> Task details:
The records that follow should be retyped word for word.

> Raw data:
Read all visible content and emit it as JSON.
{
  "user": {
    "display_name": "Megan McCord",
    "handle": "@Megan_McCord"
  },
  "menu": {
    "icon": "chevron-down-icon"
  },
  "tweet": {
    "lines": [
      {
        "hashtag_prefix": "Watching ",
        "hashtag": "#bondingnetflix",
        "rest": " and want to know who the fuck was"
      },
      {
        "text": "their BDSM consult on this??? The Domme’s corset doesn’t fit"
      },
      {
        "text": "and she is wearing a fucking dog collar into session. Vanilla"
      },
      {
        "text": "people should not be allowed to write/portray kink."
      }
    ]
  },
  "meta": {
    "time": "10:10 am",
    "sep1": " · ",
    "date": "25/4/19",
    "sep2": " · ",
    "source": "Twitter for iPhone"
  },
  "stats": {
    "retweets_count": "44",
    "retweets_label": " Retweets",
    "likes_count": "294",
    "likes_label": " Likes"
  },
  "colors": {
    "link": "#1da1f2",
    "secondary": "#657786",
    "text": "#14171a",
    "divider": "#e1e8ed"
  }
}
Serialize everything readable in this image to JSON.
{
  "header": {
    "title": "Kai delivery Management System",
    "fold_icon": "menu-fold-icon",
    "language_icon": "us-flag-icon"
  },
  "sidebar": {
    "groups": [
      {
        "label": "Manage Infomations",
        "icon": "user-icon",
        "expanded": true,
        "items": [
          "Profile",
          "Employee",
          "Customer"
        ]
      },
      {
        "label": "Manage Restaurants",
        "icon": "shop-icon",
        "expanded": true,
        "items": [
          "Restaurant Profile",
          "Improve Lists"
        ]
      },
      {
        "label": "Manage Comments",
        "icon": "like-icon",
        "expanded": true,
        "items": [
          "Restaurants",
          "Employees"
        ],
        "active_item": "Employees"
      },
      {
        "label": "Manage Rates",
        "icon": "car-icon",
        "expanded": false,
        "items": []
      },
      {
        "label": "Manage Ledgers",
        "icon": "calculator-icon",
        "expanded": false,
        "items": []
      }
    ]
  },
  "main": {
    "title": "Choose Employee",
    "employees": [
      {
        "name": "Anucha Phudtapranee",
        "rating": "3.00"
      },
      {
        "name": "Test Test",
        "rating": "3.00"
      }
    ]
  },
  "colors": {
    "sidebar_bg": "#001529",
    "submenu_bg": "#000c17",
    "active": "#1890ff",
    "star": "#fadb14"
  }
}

> Response below:
Read all visible content and emit it as JSON.
{
  "user": {
    "display_name": "Megan McCord",
    "handle": "@Megan_McCord"
  },
  "menu": {
    "icon": "chevron-down-icon"
  },
  "tweet": {
    "lines": [
      {
        "hashtag_prefix": "Watching ",
        "hashtag": "#bondingnetflix",
        "rest": " and want to know who the fuck was"
      },
      {
        "text": "their BDSM consult on this??? The Domme’s corset doesn’t fit"
      },
      {
        "text": "and she is wearing a fucking dog collar into session. Vanilla"
      },
      {
        "text": "people should not be allowed to write/portray kink."
      }
    ]
  },
  "meta": {
    "time": "10:10 am",
    "sep1": " · ",
    "date": "25/4/19",
    "sep2": " · ",
    "source": "Twitter for iPhone"
  },
  "stats": {
    "retweets_count": "44",
    "retweets_label": " Retweets",
    "likes_count": "294",
    "likes_label": " Likes"
  },
  "colors": {
    "link": "#1da1f2",
    "secondary": "#657786",
    "text": "#14171a",
    "divider": "#e1e8ed"
  }
}
Serialize everything readable in this image to JSON.
{
  "header": {
    "title": "Kai delivery Management System",
    "fold_icon": "menu-fold-icon",
    "language_icon": "us-flag-icon"
  },
  "sidebar": {
    "groups": [
      {
        "label": "Manage Infomations",
        "icon": "user-icon",
        "expanded": true,
        "items": [
          "Profile",
          "Employee",
          "Customer"
        ]
      },
      {
        "label": "Manage Restaurants",
        "icon": "shop-icon",
        "expanded": true,
        "items": [
          "Restaurant Profile",
          "Improve Lists"
        ]
      },
      {
        "label": "Manage Comments",
        "icon": "like-icon",
        "expanded": true,
        "items": [
          "Restaurants",
          "Employees"
        ],
        "active_item": "Employees"
      },
      {
        "label": "Manage Rates",
        "icon": "car-icon",
        "expanded": false,
        "items": []
      },
      {
        "label": "Manage Ledgers",
        "icon": "calculator-icon",
        "expanded": false,
        "items": []
      }
    ]
  },
  "main": {
    "title": "Choose Employee",
    "employees": [
      {
        "name": "Anucha Phudtapranee",
        "rating": "3.00"
      },
      {
        "name": "Test Test",
        "rating": "3.00"
      }
    ]
  },
  "colors": {
    "sidebar_bg": "#001529",
    "submenu_bg": "#000c17",
    "active": "#1890ff",
    "star": "#fadb14"
  }
}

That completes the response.